*Records from a data collection:*

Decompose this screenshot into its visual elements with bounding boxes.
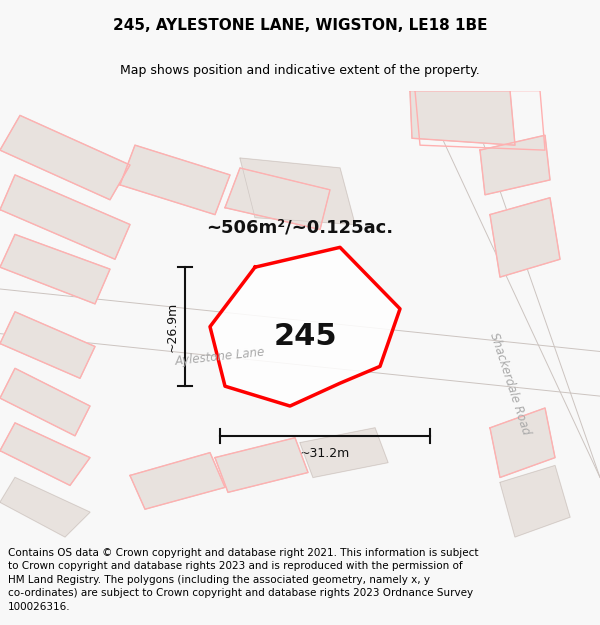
Polygon shape xyxy=(120,145,230,214)
Polygon shape xyxy=(0,368,90,436)
Polygon shape xyxy=(480,135,550,195)
Text: ~26.9m: ~26.9m xyxy=(166,301,179,352)
Polygon shape xyxy=(0,478,90,537)
Polygon shape xyxy=(0,116,130,200)
Polygon shape xyxy=(210,248,400,406)
Polygon shape xyxy=(0,289,600,396)
Text: Contains OS data © Crown copyright and database right 2021. This information is : Contains OS data © Crown copyright and d… xyxy=(8,548,478,612)
Polygon shape xyxy=(300,428,388,478)
Polygon shape xyxy=(410,91,515,145)
Polygon shape xyxy=(0,312,95,378)
Polygon shape xyxy=(420,351,465,396)
Text: 245, AYLESTONE LANE, WIGSTON, LE18 1BE: 245, AYLESTONE LANE, WIGSTON, LE18 1BE xyxy=(113,18,487,33)
Text: Map shows position and indicative extent of the property.: Map shows position and indicative extent… xyxy=(120,64,480,77)
Polygon shape xyxy=(420,396,465,478)
Text: Aylestone Lane: Aylestone Lane xyxy=(175,345,266,368)
Text: ~31.2m: ~31.2m xyxy=(300,447,350,460)
Polygon shape xyxy=(0,175,130,259)
Polygon shape xyxy=(225,168,330,229)
Polygon shape xyxy=(420,91,600,478)
Text: 245: 245 xyxy=(273,322,337,351)
Polygon shape xyxy=(130,452,225,509)
Polygon shape xyxy=(215,438,308,493)
Polygon shape xyxy=(0,234,110,304)
Polygon shape xyxy=(240,158,355,224)
Polygon shape xyxy=(490,198,560,277)
Text: Shackerdale Road: Shackerdale Road xyxy=(487,331,533,436)
Text: ~506m²/~0.125ac.: ~506m²/~0.125ac. xyxy=(206,219,394,236)
Polygon shape xyxy=(555,478,600,547)
Polygon shape xyxy=(0,423,90,486)
Polygon shape xyxy=(490,408,555,478)
Polygon shape xyxy=(500,466,570,537)
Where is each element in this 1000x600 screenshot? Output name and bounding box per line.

*Exercise goal:*
Write out word for word the part of the items that opens with the line containing "Polygon shape xyxy=(120,145,230,214)" and closes with the line containing "Polygon shape xyxy=(0,289,600,396)", including both of those lines.

*Worked answer:*
Polygon shape xyxy=(120,145,230,214)
Polygon shape xyxy=(0,368,90,436)
Polygon shape xyxy=(480,135,550,195)
Text: ~26.9m: ~26.9m xyxy=(166,301,179,352)
Polygon shape xyxy=(0,478,90,537)
Polygon shape xyxy=(0,116,130,200)
Polygon shape xyxy=(210,248,400,406)
Polygon shape xyxy=(0,289,600,396)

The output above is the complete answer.